- [Exercise]: Gather all lines with "SOFR" from the records.

- [Items listed in a dataset]:
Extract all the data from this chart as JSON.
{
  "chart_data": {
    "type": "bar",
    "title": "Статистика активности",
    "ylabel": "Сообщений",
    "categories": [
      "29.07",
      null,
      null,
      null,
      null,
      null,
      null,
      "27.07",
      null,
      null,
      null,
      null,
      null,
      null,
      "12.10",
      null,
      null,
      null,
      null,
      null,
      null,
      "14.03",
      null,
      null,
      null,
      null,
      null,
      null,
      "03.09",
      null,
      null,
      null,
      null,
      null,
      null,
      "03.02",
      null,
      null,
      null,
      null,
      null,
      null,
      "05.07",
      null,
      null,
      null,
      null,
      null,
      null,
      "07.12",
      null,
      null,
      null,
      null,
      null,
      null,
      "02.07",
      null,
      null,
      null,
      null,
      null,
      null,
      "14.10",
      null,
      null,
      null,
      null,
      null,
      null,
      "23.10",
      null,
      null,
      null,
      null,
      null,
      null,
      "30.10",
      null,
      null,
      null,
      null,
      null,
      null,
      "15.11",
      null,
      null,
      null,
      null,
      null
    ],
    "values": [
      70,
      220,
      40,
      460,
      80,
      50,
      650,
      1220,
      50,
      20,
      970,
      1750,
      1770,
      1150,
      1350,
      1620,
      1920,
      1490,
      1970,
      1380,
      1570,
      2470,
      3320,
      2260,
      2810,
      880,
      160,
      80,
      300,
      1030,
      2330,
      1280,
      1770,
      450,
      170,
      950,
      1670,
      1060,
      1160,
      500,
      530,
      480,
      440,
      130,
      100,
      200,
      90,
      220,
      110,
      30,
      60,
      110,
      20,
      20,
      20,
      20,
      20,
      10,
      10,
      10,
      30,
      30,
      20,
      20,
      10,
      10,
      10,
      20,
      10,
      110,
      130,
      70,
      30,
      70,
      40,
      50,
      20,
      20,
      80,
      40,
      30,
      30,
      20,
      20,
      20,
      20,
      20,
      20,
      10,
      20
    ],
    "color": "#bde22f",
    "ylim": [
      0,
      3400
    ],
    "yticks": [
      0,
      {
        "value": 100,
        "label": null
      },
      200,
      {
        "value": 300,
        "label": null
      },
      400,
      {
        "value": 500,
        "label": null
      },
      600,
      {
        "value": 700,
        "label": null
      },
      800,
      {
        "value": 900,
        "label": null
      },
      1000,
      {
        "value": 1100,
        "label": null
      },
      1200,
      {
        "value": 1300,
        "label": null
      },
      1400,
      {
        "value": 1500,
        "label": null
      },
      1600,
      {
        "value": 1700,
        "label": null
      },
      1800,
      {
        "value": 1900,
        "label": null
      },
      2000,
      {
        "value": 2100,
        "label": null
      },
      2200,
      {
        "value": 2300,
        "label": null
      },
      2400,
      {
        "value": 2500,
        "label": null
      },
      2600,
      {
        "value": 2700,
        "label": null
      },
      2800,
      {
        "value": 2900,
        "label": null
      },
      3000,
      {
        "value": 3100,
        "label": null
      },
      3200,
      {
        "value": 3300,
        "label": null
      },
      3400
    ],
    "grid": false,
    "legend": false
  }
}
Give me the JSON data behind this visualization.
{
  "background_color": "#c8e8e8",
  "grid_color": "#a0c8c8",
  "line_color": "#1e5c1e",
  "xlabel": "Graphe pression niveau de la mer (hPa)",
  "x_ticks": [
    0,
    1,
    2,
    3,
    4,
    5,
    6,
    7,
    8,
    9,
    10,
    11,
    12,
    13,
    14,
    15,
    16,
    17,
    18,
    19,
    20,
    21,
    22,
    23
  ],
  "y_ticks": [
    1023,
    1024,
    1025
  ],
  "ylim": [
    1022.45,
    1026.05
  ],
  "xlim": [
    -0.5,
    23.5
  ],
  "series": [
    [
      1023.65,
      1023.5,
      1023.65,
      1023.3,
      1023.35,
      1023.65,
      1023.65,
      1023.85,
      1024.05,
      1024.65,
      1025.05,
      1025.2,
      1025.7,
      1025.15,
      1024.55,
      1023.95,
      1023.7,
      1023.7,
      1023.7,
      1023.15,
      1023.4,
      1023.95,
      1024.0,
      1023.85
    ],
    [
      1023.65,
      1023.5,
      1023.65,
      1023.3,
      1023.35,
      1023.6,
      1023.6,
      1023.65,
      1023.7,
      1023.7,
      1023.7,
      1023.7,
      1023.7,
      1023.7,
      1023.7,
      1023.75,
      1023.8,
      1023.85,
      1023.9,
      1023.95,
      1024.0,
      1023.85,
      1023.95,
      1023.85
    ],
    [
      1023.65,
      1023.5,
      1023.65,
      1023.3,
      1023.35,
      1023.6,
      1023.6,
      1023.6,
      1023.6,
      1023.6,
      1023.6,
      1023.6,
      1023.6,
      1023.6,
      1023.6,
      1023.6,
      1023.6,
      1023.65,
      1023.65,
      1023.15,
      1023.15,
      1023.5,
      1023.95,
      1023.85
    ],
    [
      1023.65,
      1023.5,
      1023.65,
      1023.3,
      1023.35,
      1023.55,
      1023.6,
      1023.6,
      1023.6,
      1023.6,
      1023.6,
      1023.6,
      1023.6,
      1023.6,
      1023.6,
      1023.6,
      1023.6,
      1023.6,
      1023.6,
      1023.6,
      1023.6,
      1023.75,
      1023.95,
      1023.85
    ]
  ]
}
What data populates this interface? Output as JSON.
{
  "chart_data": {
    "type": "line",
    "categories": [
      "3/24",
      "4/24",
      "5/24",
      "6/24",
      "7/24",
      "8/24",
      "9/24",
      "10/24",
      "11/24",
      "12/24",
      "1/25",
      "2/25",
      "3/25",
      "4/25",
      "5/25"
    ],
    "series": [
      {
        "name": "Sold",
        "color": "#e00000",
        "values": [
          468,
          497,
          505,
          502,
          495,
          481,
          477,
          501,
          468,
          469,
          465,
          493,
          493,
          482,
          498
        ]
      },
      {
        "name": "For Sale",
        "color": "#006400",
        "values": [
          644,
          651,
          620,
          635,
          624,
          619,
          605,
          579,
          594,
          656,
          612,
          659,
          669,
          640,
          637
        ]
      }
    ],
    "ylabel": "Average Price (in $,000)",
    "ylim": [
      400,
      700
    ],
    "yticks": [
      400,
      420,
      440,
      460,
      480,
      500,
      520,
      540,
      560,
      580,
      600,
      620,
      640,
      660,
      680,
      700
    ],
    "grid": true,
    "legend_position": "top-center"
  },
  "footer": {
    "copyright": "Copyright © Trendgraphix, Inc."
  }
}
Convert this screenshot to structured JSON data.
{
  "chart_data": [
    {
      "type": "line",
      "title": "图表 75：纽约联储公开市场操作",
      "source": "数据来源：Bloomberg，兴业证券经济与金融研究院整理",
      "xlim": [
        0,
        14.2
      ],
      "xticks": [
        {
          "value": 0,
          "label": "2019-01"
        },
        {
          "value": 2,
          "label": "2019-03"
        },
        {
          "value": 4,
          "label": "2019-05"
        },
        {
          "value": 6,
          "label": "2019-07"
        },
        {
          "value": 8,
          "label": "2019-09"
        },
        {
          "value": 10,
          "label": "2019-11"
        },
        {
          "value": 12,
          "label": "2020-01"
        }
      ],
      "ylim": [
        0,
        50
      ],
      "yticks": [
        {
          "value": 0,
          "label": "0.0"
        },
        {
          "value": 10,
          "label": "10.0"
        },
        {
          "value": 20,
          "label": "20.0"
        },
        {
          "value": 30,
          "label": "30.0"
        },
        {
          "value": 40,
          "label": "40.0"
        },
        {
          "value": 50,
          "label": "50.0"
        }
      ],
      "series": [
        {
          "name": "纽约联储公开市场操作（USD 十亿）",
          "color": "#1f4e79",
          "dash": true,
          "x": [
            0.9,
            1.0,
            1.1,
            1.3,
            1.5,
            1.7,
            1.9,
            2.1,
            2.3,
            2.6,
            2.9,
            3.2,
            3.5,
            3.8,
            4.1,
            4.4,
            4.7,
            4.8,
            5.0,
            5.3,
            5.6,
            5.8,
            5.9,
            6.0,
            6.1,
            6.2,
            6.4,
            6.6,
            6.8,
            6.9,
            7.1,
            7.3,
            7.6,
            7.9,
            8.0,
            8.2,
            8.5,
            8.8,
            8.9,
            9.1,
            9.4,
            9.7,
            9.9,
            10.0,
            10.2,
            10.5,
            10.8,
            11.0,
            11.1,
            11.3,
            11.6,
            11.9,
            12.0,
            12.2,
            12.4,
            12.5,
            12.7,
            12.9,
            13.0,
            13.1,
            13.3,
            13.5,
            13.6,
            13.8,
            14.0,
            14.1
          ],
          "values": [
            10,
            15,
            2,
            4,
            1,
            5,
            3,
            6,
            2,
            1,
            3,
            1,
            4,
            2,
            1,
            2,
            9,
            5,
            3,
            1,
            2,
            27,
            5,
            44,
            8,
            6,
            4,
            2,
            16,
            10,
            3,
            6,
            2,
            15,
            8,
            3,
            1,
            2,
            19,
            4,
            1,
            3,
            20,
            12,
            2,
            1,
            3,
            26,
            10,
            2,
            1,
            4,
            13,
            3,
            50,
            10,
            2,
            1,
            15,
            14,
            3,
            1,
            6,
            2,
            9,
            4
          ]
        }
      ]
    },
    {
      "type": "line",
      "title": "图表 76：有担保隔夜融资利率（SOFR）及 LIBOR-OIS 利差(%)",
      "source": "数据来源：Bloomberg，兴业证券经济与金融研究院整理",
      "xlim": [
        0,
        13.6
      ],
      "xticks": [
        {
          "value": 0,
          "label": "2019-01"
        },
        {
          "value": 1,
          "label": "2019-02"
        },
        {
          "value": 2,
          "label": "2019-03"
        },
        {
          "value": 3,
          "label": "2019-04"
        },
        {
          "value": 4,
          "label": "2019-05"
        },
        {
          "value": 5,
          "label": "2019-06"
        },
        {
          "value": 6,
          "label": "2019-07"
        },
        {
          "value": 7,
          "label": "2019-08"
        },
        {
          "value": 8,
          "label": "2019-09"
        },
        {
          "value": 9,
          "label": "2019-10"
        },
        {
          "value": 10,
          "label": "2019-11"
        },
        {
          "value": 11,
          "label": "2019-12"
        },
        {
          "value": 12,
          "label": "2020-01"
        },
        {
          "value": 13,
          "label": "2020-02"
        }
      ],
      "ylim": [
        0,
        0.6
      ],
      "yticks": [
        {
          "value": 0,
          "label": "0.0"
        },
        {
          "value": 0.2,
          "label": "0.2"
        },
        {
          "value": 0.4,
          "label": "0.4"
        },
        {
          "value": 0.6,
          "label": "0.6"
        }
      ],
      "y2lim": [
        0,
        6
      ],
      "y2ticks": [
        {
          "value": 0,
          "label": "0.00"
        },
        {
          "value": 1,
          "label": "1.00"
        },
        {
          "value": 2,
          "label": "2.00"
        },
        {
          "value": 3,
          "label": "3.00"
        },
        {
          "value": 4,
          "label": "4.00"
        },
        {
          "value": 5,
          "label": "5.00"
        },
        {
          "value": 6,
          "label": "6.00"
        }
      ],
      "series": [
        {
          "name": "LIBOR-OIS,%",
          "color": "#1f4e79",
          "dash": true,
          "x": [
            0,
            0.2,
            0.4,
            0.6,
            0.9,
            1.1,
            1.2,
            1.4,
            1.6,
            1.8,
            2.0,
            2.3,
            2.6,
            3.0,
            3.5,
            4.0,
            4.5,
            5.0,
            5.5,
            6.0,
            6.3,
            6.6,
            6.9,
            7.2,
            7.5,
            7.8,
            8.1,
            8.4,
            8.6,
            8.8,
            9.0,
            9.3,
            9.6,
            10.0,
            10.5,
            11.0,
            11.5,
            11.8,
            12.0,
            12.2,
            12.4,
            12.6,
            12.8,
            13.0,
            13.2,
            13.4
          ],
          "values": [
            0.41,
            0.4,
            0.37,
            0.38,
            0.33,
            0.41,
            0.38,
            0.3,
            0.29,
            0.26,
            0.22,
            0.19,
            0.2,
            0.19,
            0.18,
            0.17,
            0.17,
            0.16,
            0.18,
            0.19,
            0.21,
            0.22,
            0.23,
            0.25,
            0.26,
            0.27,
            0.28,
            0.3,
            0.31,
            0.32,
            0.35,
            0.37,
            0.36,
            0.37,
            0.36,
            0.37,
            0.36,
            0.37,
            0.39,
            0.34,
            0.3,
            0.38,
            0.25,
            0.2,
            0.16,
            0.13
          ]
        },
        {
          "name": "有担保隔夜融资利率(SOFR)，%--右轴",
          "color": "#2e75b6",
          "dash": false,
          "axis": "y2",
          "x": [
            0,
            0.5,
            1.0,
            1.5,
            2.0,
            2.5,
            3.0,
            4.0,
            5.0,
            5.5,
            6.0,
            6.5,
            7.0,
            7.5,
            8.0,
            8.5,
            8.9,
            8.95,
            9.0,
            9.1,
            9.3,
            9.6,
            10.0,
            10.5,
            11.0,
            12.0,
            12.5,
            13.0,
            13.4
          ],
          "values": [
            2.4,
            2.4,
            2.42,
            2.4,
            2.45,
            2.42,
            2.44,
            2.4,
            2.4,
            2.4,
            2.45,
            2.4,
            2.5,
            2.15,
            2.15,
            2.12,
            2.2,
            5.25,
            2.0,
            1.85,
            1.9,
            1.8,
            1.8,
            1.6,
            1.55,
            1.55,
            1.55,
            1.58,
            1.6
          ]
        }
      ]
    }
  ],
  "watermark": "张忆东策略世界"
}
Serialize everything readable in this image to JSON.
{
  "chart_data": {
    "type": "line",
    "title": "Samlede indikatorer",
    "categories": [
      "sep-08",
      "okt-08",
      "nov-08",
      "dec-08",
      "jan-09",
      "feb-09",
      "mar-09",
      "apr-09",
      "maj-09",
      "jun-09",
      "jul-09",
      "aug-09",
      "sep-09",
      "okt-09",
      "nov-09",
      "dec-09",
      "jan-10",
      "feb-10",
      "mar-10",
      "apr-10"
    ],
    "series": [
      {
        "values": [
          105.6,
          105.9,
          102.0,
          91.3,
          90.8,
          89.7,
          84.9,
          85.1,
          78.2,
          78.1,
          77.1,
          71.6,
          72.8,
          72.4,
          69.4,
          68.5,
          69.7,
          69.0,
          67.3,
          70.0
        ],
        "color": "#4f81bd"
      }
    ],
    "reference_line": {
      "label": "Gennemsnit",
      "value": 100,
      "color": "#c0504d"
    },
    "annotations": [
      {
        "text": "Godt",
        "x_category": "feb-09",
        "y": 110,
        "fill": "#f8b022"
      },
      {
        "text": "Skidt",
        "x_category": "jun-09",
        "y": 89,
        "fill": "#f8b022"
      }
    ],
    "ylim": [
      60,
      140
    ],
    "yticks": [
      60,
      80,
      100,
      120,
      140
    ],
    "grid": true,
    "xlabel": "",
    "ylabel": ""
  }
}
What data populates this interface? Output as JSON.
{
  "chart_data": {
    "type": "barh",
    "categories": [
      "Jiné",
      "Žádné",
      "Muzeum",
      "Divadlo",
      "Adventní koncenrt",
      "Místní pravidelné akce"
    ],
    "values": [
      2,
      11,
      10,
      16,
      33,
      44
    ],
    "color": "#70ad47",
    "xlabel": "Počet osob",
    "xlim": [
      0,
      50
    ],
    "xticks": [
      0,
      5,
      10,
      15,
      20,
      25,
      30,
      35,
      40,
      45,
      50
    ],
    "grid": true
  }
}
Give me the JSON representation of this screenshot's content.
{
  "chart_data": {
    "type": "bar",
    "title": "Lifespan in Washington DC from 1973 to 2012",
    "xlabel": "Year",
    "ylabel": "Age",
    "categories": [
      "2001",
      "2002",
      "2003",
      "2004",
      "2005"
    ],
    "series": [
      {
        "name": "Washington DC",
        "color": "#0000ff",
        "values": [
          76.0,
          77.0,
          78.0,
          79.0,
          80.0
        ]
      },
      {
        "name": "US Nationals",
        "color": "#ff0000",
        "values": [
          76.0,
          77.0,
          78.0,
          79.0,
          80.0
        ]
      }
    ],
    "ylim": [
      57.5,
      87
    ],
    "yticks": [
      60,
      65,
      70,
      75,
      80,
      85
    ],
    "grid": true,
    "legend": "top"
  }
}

- [The output]:
      "title": "图表 76：有担保隔夜融资利率（SOFR）及 LIBOR-OIS 利差(%)",
          "name": "有担保隔夜融资利率(SOFR)，%--右轴",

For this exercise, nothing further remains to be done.